• WHAT YOU HAVE TO DO
Pull every line of the entries that has the word "Frau".

• DATA EXTRACT
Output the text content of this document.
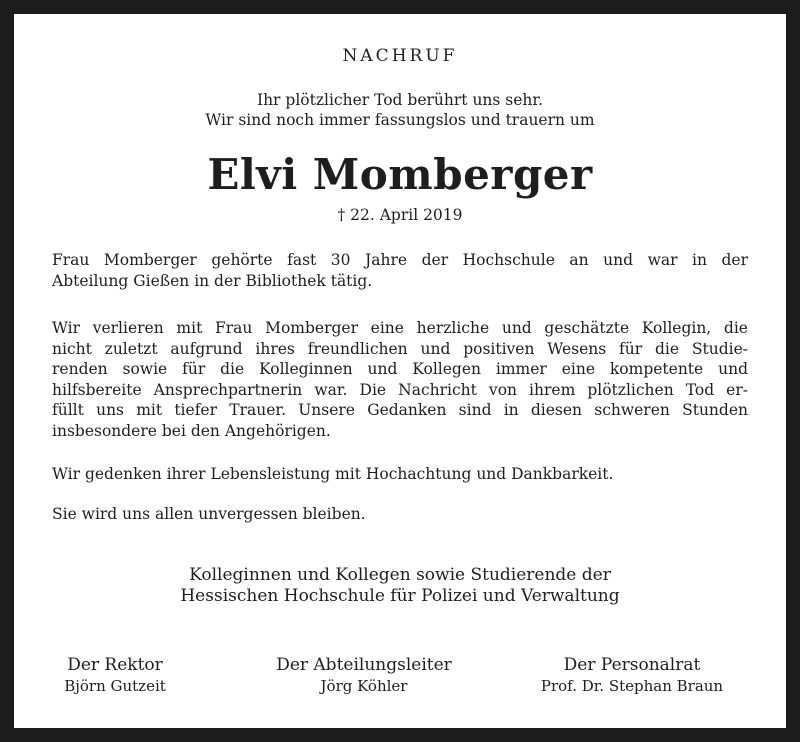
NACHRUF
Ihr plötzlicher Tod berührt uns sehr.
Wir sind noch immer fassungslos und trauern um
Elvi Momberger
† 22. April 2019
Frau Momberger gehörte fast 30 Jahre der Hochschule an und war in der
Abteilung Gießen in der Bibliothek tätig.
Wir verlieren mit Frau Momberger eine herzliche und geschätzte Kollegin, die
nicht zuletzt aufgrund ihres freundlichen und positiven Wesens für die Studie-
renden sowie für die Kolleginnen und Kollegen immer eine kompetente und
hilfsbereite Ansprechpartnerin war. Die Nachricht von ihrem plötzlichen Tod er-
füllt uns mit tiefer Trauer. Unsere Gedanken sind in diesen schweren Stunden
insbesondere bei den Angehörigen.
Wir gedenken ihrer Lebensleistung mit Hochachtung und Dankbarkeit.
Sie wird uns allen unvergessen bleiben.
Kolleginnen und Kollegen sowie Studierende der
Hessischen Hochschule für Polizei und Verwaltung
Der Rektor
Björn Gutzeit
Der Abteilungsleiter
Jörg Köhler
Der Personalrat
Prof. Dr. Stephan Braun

* * *

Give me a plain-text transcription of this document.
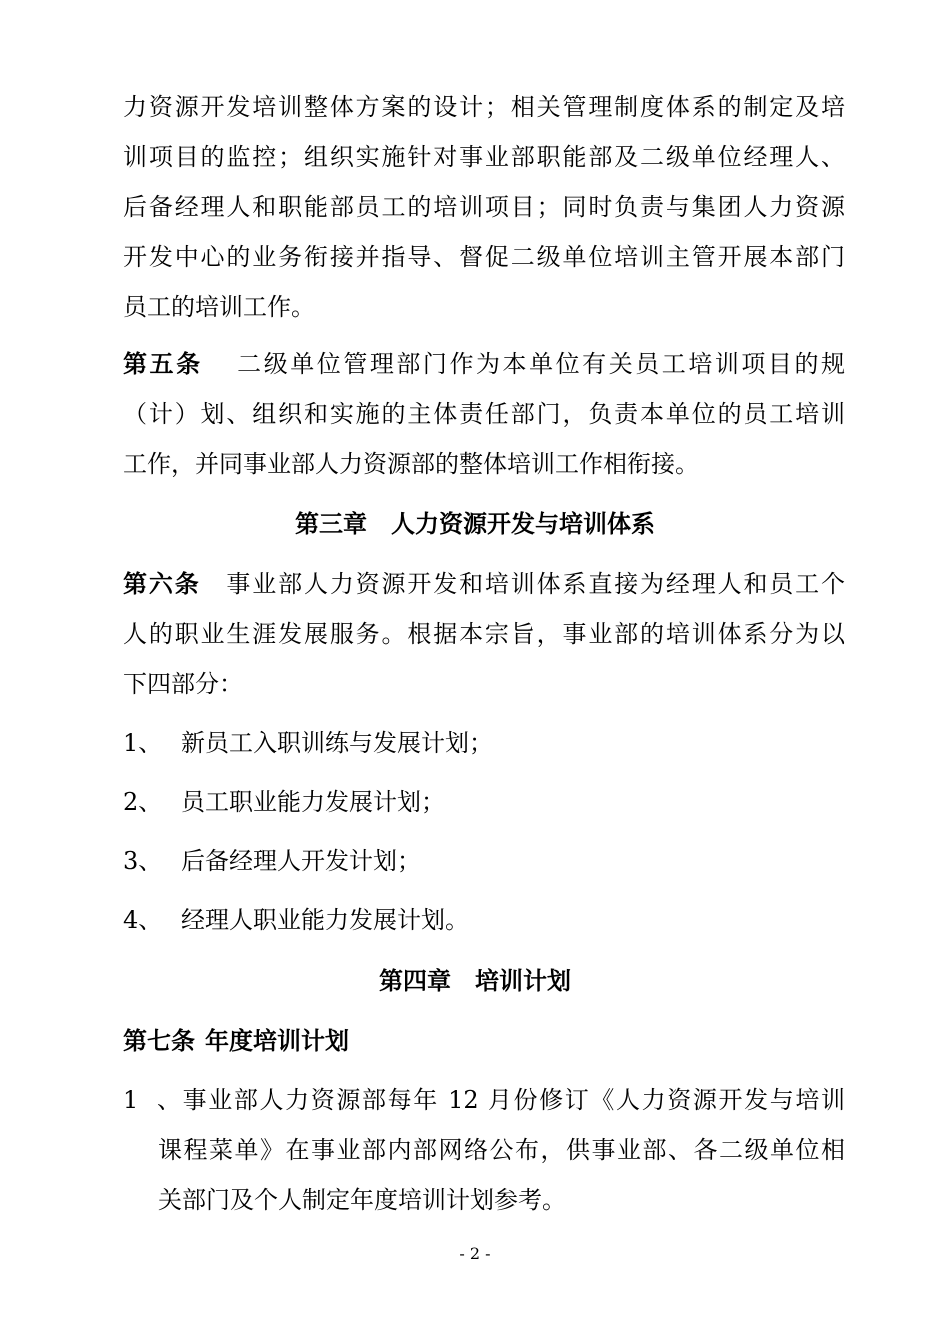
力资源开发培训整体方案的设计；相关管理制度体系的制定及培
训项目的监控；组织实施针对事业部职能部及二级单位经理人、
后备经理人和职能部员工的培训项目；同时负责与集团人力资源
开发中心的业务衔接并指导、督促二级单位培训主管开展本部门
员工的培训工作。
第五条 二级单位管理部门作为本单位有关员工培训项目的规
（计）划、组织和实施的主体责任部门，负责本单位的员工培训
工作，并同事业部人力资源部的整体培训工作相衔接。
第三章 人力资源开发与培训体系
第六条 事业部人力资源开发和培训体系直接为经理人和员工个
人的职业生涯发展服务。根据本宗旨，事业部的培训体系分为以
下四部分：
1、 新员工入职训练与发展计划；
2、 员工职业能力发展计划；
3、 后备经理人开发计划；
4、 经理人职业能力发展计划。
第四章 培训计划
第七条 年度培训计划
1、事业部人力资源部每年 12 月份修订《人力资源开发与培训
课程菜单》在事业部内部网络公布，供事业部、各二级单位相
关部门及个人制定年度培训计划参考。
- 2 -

• EXERCISE OUTPUT
Frau Momberger gehörte fast 30 Jahre der Hochschule an und war in der
Wir verlieren mit Frau Momberger eine herzliche und geschätzte Kollegin, die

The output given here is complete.